**TASK**. Write out the listing beneath this instruction in its entirety, exactly as it reads.

◇ ◇ ◇ ◇ ◇ ◇ ◇

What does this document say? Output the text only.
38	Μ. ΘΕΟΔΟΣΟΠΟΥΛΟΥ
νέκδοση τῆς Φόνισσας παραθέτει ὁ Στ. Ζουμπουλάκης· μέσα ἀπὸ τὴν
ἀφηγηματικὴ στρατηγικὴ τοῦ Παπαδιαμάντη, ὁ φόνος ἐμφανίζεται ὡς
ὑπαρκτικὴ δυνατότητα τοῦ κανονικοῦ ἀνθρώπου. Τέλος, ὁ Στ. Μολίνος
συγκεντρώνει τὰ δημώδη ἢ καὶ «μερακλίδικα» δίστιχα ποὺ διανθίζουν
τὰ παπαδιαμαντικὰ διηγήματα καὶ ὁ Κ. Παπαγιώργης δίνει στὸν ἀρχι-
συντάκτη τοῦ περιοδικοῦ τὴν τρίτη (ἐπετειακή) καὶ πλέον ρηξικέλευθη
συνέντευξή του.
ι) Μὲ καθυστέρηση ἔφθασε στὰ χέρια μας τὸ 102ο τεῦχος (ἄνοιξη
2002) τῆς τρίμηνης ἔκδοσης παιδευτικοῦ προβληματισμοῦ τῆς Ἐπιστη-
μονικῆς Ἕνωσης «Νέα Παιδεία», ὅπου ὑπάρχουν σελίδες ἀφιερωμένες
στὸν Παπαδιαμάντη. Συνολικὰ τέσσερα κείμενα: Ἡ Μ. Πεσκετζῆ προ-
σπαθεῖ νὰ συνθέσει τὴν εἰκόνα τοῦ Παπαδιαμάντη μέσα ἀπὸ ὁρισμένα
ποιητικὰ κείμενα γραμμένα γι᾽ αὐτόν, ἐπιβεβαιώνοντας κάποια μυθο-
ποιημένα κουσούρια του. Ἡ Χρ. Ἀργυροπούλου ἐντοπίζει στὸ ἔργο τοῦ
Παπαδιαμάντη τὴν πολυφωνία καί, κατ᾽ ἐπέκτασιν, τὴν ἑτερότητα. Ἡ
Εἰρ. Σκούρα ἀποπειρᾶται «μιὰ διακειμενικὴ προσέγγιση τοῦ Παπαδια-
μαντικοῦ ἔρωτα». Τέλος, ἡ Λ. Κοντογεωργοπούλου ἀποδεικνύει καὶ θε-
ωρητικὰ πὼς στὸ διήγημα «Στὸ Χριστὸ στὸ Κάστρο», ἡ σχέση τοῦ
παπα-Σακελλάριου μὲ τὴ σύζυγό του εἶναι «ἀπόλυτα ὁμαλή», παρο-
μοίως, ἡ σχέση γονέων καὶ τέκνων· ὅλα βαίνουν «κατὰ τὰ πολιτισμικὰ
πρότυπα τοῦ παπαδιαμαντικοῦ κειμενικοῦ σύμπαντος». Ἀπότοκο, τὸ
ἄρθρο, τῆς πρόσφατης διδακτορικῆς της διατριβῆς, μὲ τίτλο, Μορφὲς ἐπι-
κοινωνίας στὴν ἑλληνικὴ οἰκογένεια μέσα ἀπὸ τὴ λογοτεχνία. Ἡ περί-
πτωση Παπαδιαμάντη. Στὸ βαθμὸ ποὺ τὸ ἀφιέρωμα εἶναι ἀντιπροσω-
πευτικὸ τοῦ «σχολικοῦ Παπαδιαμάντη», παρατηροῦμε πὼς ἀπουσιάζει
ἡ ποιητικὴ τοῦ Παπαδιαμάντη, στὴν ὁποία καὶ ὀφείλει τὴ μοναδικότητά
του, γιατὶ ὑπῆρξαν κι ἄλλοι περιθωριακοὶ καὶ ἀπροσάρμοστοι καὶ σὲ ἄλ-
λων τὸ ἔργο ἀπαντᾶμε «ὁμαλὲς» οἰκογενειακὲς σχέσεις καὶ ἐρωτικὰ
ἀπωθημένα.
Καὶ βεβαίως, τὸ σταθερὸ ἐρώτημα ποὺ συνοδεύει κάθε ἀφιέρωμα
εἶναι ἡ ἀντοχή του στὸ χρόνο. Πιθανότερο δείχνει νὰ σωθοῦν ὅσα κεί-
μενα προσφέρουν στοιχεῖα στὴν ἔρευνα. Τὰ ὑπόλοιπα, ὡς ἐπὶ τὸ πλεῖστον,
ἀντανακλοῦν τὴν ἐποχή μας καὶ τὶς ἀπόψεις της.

◇ ◇ ◇ ◇ ◇ ◇ ◇

**TASK RESPONSE**.
What does this document say? Output the text only.
38	Μ. ΘΕΟΔΟΣΟΠΟΥΛΟΥ
νέκδοση τῆς Φόνισσας παραθέτει ὁ Στ. Ζουμπουλάκης· μέσα ἀπὸ τὴν
ἀφηγηματικὴ στρατηγικὴ τοῦ Παπαδιαμάντη, ὁ φόνος ἐμφανίζεται ὡς
ὑπαρκτικὴ δυνατότητα τοῦ κανονικοῦ ἀνθρώπου. Τέλος, ὁ Στ. Μολίνος
συγκεντρώνει τὰ δημώδη ἢ καὶ «μερακλίδικα» δίστιχα ποὺ διανθίζουν
τὰ παπαδιαμαντικὰ διηγήματα καὶ ὁ Κ. Παπαγιώργης δίνει στὸν ἀρχι-
συντάκτη τοῦ περιοδικοῦ τὴν τρίτη (ἐπετειακή) καὶ πλέον ρηξικέλευθη
συνέντευξή του.
ι) Μὲ καθυστέρηση ἔφθασε στὰ χέρια μας τὸ 102ο τεῦχος (ἄνοιξη
2002) τῆς τρίμηνης ἔκδοσης παιδευτικοῦ προβληματισμοῦ τῆς Ἐπιστη-
μονικῆς Ἕνωσης «Νέα Παιδεία», ὅπου ὑπάρχουν σελίδες ἀφιερωμένες
στὸν Παπαδιαμάντη. Συνολικὰ τέσσερα κείμενα: Ἡ Μ. Πεσκετζῆ προ-
σπαθεῖ νὰ συνθέσει τὴν εἰκόνα τοῦ Παπαδιαμάντη μέσα ἀπὸ ὁρισμένα
ποιητικὰ κείμενα γραμμένα γι᾽ αὐτόν, ἐπιβεβαιώνοντας κάποια μυθο-
ποιημένα κουσούρια του. Ἡ Χρ. Ἀργυροπούλου ἐντοπίζει στὸ ἔργο τοῦ
Παπαδιαμάντη τὴν πολυφωνία καί, κατ᾽ ἐπέκτασιν, τὴν ἑτερότητα. Ἡ
Εἰρ. Σκούρα ἀποπειρᾶται «μιὰ διακειμενικὴ προσέγγιση τοῦ Παπαδια-
μαντικοῦ ἔρωτα». Τέλος, ἡ Λ. Κοντογεωργοπούλου ἀποδεικνύει καὶ θε-
ωρητικὰ πὼς στὸ διήγημα «Στὸ Χριστὸ στὸ Κάστρο», ἡ σχέση τοῦ
παπα-Σακελλάριου μὲ τὴ σύζυγό του εἶναι «ἀπόλυτα ὁμαλή», παρο-
μοίως, ἡ σχέση γονέων καὶ τέκνων· ὅλα βαίνουν «κατὰ τὰ πολιτισμικὰ
πρότυπα τοῦ παπαδιαμαντικοῦ κειμενικοῦ σύμπαντος». Ἀπότοκο, τὸ
ἄρθρο, τῆς πρόσφατης διδακτορικῆς της διατριβῆς, μὲ τίτλο, Μορφὲς ἐπι-
κοινωνίας στὴν ἑλληνικὴ οἰκογένεια μέσα ἀπὸ τὴ λογοτεχνία. Ἡ περί-
πτωση Παπαδιαμάντη. Στὸ βαθμὸ ποὺ τὸ ἀφιέρωμα εἶναι ἀντιπροσω-
πευτικὸ τοῦ «σχολικοῦ Παπαδιαμάντη», παρατηροῦμε πὼς ἀπουσιάζει
ἡ ποιητικὴ τοῦ Παπαδιαμάντη, στὴν ὁποία καὶ ὀφείλει τὴ μοναδικότητά
του, γιατὶ ὑπῆρξαν κι ἄλλοι περιθωριακοὶ καὶ ἀπροσάρμοστοι καὶ σὲ ἄλ-
λων τὸ ἔργο ἀπαντᾶμε «ὁμαλὲς» οἰκογενειακὲς σχέσεις καὶ ἐρωτικὰ
ἀπωθημένα.
Καὶ βεβαίως, τὸ σταθερὸ ἐρώτημα ποὺ συνοδεύει κάθε ἀφιέρωμα
εἶναι ἡ ἀντοχή του στὸ χρόνο. Πιθανότερο δείχνει νὰ σωθοῦν ὅσα κεί-
μενα προσφέρουν στοιχεῖα στὴν ἔρευνα. Τὰ ὑπόλοιπα, ὡς ἐπὶ τὸ πλεῖστον,
ἀντανακλοῦν τὴν ἐποχή μας καὶ τὶς ἀπόψεις της.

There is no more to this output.